*WHAT IS EXPECTED:* Find how many lines of the listing below include the word "avatar", then report the number by itself.
--- PROVIDED MATERIAL ---
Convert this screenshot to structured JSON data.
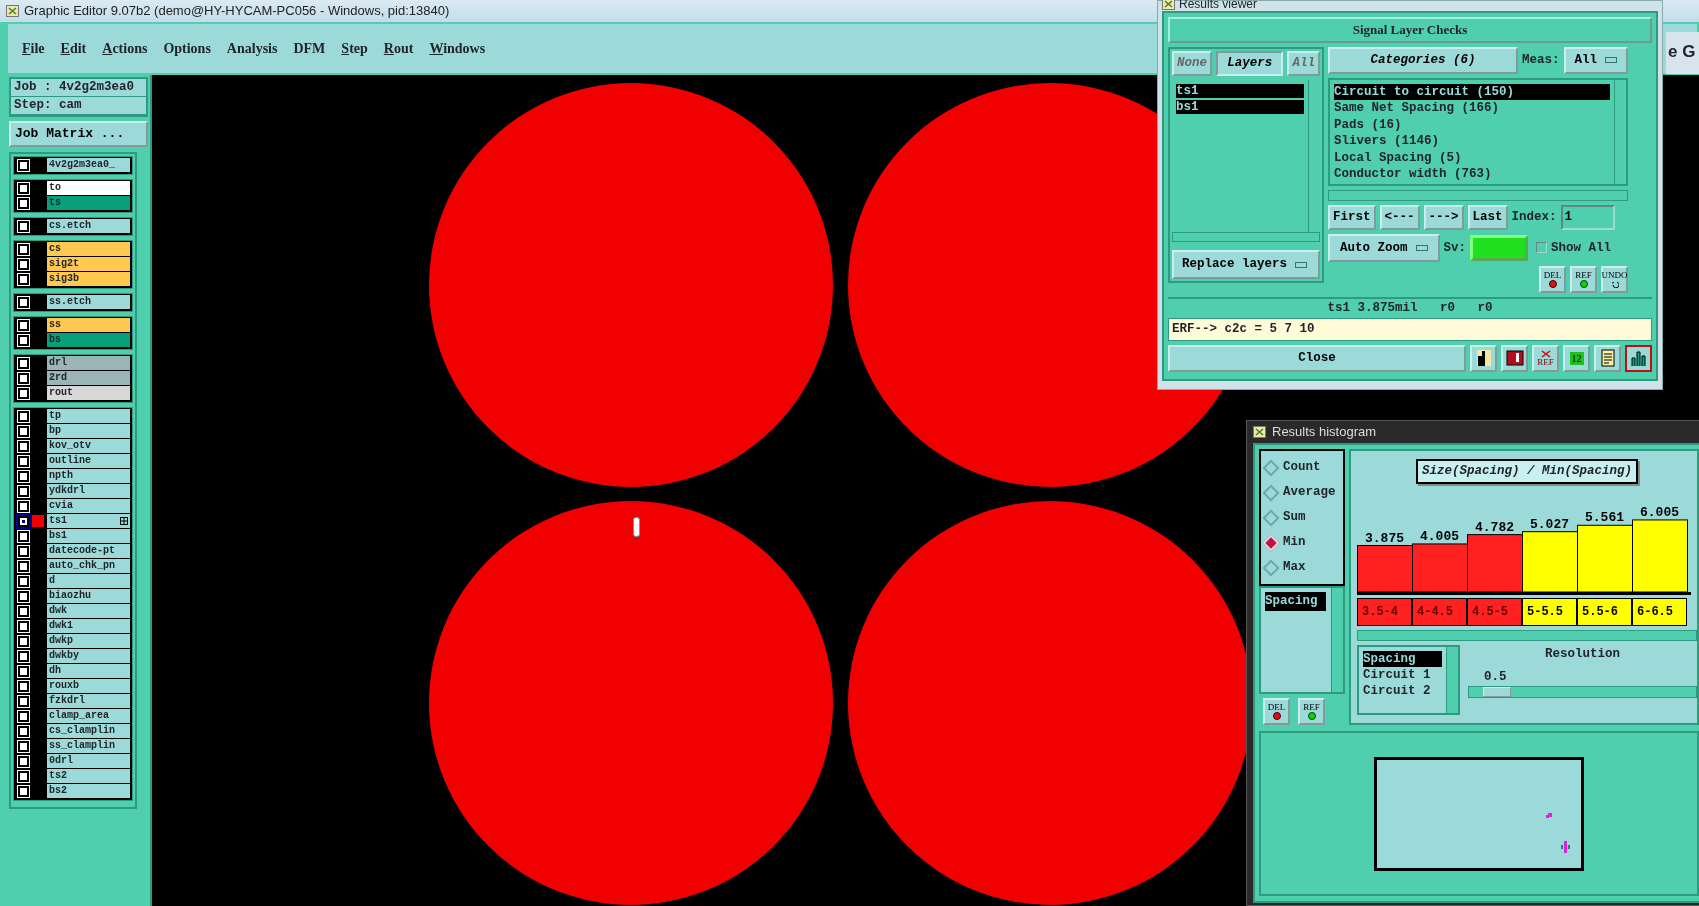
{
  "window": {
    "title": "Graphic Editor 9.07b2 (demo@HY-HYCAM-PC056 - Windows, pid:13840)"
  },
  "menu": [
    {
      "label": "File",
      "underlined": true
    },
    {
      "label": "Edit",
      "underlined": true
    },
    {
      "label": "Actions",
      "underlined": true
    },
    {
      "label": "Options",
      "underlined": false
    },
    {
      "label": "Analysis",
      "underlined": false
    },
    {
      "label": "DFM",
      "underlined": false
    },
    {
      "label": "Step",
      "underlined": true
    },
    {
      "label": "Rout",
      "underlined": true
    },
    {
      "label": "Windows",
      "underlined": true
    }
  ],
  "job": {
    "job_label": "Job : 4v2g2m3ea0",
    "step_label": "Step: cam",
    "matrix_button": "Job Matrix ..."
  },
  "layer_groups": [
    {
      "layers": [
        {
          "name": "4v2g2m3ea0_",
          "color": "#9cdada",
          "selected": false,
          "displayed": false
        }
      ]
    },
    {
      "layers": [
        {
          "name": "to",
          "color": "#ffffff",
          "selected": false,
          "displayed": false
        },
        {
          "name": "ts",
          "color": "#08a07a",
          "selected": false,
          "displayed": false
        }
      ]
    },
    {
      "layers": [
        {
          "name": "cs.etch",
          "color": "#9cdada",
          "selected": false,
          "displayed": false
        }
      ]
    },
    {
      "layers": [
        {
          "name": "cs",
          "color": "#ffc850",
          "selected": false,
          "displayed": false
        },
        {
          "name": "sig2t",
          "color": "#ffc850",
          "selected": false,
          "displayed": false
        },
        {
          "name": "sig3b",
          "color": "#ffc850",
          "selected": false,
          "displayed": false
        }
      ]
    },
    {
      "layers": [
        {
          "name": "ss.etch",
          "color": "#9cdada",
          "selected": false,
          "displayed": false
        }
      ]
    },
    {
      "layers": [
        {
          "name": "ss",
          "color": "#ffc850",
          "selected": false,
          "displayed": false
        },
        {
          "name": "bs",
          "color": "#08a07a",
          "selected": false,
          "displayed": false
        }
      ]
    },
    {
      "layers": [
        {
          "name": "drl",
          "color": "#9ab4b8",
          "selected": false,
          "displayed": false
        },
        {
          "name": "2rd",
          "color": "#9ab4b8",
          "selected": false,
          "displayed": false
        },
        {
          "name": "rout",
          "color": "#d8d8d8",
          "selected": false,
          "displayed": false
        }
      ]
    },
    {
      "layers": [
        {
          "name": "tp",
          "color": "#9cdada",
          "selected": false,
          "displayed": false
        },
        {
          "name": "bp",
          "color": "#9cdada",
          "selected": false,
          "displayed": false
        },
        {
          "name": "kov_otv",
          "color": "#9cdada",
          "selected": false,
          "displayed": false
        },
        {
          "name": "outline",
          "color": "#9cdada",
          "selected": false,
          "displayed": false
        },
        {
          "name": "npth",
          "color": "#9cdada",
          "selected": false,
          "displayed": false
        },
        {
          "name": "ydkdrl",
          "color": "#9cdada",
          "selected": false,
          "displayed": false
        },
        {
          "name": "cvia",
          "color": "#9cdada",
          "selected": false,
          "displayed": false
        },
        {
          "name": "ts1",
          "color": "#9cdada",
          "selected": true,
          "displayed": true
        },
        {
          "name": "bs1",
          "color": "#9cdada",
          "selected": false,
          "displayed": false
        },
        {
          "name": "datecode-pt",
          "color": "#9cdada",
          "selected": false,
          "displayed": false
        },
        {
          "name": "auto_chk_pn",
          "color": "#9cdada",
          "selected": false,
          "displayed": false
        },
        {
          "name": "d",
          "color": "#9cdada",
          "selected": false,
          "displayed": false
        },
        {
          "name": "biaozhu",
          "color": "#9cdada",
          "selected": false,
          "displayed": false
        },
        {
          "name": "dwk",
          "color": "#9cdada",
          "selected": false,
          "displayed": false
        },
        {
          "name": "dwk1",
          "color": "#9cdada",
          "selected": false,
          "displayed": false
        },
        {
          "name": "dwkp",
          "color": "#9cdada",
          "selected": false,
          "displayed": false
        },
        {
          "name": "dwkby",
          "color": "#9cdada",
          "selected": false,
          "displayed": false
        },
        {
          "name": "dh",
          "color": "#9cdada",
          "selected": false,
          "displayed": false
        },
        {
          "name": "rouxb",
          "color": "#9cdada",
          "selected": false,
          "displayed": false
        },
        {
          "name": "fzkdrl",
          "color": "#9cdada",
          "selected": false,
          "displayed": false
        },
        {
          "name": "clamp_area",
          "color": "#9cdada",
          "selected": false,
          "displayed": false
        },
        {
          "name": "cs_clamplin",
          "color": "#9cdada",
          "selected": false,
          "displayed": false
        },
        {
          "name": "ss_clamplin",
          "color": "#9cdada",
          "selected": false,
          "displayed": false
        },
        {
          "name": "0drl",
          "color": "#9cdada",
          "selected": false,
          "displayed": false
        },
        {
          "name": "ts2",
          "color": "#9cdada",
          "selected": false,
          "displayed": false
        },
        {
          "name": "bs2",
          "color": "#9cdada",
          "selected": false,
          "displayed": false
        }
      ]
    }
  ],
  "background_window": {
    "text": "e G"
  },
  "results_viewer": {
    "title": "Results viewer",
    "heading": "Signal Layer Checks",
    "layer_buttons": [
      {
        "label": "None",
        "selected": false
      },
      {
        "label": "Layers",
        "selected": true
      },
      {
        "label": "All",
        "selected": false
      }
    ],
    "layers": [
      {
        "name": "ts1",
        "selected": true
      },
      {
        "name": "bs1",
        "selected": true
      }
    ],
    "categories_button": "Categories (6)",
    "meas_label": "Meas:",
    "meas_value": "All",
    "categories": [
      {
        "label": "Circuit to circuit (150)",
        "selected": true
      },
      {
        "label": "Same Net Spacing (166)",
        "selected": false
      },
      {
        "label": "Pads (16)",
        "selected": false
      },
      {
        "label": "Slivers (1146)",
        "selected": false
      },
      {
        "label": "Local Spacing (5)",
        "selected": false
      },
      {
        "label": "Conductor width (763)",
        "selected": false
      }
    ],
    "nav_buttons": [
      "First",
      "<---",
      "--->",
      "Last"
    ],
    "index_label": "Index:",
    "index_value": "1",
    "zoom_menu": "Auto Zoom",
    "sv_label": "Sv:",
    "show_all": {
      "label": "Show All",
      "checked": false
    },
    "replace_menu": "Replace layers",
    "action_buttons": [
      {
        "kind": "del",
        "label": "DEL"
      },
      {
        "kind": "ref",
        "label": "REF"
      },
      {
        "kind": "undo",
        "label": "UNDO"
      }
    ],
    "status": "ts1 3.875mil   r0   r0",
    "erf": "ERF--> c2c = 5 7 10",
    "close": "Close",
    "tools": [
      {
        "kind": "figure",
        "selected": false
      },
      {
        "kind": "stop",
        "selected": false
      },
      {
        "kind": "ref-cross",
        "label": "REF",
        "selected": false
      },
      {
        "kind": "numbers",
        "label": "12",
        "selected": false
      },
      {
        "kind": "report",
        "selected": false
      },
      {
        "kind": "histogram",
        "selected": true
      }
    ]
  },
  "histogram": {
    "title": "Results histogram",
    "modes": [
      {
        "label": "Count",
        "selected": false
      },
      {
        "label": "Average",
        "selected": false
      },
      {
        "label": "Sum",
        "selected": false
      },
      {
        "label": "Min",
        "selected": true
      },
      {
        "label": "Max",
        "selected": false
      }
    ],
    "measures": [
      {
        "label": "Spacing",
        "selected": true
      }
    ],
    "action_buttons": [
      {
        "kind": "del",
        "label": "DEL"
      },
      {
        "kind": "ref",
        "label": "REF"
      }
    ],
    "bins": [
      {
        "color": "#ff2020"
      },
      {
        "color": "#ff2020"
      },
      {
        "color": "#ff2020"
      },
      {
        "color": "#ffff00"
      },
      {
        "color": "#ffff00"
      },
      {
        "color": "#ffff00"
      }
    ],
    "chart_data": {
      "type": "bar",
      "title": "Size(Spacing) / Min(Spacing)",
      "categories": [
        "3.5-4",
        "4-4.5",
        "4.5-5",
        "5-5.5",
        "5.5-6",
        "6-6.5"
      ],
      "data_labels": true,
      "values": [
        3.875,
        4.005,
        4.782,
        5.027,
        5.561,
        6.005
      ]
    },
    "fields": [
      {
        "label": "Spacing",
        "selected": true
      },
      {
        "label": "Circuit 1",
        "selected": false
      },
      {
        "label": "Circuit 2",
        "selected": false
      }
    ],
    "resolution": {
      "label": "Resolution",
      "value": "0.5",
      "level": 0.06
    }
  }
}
---
--- PROVIDED MATERIAL ---
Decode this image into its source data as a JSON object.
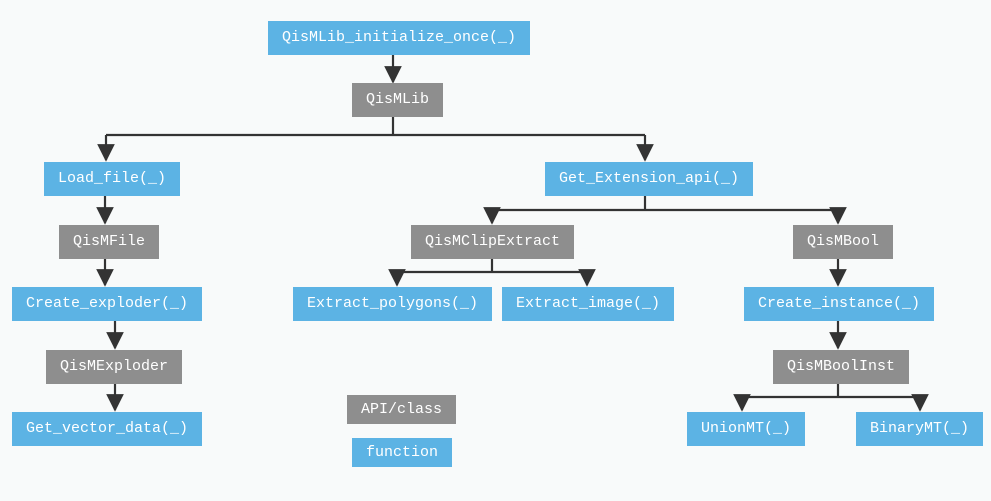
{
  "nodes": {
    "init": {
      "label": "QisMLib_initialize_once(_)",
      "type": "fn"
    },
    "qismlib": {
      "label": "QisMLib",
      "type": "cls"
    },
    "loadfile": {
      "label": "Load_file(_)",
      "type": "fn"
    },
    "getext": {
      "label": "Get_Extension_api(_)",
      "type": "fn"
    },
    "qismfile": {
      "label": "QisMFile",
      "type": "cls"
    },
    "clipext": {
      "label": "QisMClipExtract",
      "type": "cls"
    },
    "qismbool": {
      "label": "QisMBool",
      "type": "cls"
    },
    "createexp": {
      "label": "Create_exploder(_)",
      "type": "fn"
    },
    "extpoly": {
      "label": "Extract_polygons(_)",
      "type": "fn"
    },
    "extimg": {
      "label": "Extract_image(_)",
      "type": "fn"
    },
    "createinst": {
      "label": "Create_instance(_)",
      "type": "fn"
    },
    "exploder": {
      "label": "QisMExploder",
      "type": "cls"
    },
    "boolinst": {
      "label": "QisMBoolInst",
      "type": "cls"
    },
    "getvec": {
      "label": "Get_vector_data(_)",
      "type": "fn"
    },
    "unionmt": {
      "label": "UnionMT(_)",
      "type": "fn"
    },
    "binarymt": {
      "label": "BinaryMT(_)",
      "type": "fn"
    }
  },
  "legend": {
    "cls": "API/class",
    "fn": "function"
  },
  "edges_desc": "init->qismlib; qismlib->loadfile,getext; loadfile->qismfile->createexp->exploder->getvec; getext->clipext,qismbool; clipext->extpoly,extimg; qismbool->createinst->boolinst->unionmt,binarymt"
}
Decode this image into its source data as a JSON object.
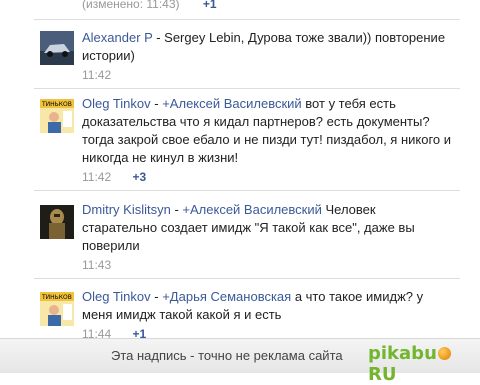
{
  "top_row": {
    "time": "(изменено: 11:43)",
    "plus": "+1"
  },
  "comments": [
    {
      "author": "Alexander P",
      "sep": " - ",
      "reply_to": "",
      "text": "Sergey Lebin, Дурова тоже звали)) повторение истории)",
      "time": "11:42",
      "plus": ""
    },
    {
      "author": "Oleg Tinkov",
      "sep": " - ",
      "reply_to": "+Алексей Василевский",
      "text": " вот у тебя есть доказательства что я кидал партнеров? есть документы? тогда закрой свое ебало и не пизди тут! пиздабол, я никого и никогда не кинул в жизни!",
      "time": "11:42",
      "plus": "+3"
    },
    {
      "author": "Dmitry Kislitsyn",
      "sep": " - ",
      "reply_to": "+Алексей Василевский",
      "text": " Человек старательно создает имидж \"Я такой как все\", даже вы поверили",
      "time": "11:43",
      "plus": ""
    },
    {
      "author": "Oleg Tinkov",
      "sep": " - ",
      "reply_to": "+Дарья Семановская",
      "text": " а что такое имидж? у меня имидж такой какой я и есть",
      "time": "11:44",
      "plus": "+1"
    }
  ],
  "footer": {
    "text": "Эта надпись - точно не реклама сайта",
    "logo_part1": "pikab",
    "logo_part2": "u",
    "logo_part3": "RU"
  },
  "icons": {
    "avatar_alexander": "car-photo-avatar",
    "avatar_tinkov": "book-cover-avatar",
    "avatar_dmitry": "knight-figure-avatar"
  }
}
---
*THE OUTPUT:* 3